### Problem description
Print verbatim every line starting at the one that contains "Output a JSON" and ending at the final line of the records; include both endpoints.

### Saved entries

* * *

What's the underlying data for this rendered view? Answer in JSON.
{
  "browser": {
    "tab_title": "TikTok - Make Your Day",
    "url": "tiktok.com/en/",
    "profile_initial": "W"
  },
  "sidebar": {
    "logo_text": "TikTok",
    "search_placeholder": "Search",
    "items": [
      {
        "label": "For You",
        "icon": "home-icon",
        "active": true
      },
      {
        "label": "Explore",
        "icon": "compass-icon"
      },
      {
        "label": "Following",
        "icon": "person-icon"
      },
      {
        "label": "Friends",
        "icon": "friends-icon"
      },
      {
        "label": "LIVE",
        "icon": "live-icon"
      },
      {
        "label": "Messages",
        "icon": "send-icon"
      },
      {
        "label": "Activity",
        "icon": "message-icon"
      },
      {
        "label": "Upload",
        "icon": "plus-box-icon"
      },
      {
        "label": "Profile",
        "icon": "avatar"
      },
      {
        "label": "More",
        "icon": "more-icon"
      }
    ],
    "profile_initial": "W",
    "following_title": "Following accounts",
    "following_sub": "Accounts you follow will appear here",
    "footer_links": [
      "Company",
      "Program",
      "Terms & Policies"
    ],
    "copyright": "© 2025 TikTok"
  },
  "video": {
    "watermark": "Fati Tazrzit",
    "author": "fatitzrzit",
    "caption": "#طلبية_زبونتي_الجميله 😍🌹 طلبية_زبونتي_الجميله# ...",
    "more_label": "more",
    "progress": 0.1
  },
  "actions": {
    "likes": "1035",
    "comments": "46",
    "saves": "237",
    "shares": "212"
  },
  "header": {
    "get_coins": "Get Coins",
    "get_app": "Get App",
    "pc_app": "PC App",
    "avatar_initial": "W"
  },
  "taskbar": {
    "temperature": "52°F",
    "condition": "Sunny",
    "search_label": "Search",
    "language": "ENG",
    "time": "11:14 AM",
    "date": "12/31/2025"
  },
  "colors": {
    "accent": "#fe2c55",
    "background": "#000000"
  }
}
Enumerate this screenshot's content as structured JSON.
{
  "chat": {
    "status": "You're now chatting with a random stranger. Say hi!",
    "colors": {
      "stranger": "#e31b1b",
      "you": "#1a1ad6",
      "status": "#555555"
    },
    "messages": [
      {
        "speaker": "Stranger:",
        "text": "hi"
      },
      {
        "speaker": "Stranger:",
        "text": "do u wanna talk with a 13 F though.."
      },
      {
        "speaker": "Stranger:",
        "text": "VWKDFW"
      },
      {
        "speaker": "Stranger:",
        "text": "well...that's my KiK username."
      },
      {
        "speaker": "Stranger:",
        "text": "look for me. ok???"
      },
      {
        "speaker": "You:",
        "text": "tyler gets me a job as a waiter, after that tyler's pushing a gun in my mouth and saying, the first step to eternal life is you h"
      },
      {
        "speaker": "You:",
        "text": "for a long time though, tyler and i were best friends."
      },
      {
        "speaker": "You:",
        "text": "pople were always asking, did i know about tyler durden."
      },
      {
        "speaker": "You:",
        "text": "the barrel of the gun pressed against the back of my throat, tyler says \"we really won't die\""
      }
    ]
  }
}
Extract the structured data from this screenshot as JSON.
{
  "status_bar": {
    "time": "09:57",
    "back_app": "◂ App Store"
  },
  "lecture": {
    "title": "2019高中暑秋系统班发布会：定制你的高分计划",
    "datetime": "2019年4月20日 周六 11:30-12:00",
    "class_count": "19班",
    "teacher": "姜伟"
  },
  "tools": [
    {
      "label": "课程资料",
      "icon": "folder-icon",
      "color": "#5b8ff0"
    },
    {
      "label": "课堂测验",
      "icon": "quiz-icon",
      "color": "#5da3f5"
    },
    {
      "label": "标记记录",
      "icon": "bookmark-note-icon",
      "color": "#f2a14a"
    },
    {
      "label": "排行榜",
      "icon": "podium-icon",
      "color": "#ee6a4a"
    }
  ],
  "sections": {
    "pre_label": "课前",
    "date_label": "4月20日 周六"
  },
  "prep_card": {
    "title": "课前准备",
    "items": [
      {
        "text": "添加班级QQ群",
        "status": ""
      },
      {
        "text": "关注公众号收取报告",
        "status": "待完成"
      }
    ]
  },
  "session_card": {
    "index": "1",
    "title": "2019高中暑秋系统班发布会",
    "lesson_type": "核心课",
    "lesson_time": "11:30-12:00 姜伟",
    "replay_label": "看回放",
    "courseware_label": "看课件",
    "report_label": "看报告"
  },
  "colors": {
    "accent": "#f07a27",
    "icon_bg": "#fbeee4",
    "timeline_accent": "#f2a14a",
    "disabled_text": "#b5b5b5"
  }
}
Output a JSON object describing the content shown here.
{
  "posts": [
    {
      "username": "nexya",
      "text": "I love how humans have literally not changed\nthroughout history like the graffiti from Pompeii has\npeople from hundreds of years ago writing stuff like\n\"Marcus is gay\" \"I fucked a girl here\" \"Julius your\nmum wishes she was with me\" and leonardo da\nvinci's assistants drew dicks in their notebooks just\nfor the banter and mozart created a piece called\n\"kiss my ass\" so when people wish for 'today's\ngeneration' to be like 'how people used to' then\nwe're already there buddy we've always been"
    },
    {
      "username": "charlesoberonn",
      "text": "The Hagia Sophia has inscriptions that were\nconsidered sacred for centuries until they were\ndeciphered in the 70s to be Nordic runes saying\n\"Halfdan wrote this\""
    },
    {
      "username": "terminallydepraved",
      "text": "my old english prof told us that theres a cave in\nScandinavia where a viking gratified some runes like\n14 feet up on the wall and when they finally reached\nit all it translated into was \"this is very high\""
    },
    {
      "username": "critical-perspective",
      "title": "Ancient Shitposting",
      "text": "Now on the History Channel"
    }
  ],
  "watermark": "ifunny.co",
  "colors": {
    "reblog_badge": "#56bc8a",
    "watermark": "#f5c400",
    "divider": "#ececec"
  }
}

* * *

### Result of the task
Output a JSON object describing the content shown here.
{
  "posts": [
    {
      "username": "nexya",
      "text": "I love how humans have literally not changed\nthroughout history like the graffiti from Pompeii has\npeople from hundreds of years ago writing stuff like\n\"Marcus is gay\" \"I fucked a girl here\" \"Julius your\nmum wishes she was with me\" and leonardo da\nvinci's assistants drew dicks in their notebooks just\nfor the banter and mozart created a piece called\n\"kiss my ass\" so when people wish for 'today's\ngeneration' to be like 'how people used to' then\nwe're already there buddy we've always been"
    },
    {
      "username": "charlesoberonn",
      "text": "The Hagia Sophia has inscriptions that were\nconsidered sacred for centuries until they were\ndeciphered in the 70s to be Nordic runes saying\n\"Halfdan wrote this\""
    },
    {
      "username": "terminallydepraved",
      "text": "my old english prof told us that theres a cave in\nScandinavia where a viking gratified some runes like\n14 feet up on the wall and when they finally reached\nit all it translated into was \"this is very high\""
    },
    {
      "username": "critical-perspective",
      "title": "Ancient Shitposting",
      "text": "Now on the History Channel"
    }
  ],
  "watermark": "ifunny.co",
  "colors": {
    "reblog_badge": "#56bc8a",
    "watermark": "#f5c400",
    "divider": "#ececec"
  }
}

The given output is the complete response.